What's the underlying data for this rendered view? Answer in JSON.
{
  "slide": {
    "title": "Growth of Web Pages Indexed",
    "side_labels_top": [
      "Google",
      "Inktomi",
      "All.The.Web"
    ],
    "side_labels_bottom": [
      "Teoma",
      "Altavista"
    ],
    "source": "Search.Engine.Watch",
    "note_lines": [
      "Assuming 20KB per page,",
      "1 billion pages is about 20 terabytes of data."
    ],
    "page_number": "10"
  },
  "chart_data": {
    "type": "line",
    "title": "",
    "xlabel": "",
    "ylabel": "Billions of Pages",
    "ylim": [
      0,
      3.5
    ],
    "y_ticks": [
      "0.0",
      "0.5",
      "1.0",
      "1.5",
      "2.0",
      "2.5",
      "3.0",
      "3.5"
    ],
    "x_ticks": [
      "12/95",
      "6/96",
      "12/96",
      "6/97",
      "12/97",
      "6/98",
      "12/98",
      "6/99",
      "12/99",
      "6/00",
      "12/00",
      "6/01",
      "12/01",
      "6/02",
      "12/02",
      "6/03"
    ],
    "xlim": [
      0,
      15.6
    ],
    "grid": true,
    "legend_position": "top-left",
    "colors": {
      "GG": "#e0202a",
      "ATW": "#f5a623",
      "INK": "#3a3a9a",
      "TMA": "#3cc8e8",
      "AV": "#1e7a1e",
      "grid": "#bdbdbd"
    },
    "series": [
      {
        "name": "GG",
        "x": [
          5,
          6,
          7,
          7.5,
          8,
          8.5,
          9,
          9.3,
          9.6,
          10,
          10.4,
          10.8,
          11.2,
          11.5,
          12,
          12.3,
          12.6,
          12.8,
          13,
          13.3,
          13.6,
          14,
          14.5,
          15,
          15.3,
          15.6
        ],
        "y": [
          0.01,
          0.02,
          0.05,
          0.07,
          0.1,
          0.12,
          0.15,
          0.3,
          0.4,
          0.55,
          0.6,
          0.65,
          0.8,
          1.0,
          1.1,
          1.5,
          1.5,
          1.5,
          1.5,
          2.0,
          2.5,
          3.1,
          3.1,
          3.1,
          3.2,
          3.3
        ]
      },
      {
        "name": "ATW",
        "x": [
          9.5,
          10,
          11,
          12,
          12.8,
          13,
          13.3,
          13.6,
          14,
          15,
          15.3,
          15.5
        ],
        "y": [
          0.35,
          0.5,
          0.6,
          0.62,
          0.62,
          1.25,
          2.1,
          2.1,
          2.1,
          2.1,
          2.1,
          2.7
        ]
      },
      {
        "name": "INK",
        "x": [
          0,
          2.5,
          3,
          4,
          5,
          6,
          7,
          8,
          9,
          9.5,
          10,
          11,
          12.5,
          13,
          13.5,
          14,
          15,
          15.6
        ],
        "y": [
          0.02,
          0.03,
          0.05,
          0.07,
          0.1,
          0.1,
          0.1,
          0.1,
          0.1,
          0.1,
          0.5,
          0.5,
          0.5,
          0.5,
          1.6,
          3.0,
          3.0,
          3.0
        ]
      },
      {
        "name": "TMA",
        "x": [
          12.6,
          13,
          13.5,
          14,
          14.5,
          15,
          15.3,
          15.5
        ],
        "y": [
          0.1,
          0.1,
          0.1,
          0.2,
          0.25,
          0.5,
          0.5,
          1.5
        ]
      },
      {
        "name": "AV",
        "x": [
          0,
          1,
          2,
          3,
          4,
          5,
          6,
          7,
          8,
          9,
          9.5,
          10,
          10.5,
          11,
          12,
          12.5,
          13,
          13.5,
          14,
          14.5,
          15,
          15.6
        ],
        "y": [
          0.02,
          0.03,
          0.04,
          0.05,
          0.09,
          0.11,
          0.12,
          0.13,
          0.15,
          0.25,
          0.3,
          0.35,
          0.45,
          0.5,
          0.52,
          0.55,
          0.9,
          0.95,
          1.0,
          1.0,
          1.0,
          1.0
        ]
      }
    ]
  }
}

##########

## WHAT YOU ARE ASKED TO DO:
Only lines holding the string "name" are wanted; gather each one from the entries above.

## ANSWER TO THIS EXERCISE:
        "name": "GG",
        "name": "ATW",
        "name": "INK",
        "name": "TMA",
        "name": "AV",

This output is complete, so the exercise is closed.